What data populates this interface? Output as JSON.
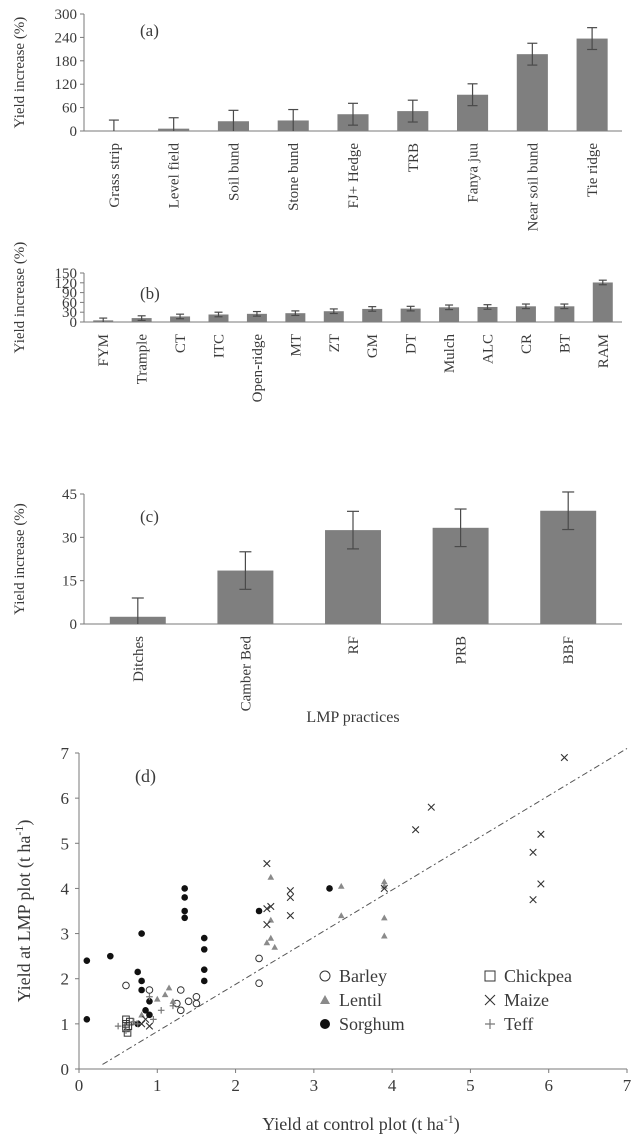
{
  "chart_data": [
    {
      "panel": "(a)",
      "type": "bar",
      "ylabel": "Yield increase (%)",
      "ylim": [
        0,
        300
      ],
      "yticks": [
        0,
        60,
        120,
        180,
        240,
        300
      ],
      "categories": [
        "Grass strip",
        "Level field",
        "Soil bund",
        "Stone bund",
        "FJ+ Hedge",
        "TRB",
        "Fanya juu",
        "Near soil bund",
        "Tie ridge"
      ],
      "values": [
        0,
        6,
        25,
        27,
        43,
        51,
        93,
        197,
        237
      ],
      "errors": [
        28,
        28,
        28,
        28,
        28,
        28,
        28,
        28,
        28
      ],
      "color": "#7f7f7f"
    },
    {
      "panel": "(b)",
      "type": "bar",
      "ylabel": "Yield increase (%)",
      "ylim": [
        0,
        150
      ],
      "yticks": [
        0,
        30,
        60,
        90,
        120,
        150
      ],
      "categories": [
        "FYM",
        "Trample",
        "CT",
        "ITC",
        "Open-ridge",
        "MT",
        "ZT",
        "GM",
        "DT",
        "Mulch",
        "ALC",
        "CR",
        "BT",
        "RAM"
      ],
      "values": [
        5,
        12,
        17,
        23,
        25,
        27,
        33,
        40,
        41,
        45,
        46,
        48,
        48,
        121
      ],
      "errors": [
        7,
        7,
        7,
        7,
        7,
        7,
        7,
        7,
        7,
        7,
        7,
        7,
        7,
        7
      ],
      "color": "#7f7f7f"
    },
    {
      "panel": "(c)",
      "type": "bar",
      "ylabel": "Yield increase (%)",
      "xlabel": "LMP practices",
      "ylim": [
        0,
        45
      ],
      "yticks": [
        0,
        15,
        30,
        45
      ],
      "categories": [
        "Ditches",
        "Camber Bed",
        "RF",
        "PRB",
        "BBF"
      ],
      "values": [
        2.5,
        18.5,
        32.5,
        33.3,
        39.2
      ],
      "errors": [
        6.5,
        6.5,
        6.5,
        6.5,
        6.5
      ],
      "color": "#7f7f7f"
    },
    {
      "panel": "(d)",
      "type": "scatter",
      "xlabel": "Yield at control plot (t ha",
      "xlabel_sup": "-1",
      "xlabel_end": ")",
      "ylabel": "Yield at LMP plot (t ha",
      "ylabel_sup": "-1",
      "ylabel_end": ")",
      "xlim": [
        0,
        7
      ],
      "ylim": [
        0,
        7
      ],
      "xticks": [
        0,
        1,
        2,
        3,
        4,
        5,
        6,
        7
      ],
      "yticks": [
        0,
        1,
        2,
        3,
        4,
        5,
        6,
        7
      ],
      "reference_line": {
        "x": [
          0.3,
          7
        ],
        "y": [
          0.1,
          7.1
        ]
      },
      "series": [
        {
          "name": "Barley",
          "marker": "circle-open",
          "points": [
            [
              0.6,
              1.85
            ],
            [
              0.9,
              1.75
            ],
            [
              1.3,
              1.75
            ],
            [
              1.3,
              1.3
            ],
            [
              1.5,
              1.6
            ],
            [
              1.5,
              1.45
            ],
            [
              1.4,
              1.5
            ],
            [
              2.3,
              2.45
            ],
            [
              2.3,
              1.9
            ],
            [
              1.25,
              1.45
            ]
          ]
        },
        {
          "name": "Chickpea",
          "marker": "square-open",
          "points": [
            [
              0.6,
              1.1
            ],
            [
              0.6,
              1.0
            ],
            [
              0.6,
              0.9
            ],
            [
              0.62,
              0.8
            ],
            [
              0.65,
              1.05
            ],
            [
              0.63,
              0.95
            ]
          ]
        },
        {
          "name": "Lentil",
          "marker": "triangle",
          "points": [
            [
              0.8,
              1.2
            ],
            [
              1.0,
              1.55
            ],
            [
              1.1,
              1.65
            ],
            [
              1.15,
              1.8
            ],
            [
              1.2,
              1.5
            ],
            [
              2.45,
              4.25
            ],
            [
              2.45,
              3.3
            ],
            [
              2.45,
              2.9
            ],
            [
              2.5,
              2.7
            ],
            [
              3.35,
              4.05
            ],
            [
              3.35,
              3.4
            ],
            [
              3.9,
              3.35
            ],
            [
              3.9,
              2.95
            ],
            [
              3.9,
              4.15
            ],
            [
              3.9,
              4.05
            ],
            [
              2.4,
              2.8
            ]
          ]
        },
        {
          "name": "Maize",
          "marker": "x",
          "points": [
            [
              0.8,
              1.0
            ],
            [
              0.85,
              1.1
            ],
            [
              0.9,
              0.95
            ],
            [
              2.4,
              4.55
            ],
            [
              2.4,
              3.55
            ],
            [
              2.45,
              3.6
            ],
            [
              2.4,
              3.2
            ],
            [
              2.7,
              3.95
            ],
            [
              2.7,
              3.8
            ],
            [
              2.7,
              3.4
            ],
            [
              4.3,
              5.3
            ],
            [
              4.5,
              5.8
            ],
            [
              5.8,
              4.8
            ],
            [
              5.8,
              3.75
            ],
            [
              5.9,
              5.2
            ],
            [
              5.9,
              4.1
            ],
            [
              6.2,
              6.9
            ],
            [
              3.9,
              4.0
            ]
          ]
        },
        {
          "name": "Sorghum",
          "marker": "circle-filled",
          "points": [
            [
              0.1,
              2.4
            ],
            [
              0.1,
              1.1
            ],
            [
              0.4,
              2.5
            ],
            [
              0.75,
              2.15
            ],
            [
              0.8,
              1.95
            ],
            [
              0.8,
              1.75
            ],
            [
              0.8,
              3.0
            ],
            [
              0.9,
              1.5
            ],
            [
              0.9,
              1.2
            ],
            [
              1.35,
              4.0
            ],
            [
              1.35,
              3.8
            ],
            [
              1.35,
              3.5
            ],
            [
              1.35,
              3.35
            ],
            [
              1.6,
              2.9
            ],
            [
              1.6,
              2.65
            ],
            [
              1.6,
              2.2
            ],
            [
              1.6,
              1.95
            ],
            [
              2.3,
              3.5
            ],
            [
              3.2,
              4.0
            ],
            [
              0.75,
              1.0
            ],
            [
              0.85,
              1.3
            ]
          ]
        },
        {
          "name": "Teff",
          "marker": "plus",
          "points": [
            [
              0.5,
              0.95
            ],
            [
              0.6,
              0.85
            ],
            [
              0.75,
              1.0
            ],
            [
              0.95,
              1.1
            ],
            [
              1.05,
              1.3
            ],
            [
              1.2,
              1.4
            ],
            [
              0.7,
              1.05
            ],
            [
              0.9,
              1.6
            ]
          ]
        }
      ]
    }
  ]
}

..........

### THE TASK
Identify the lines in the records above that contain the word "marker", then state how many there are and nothing more.

### WRITTEN ANSWER
6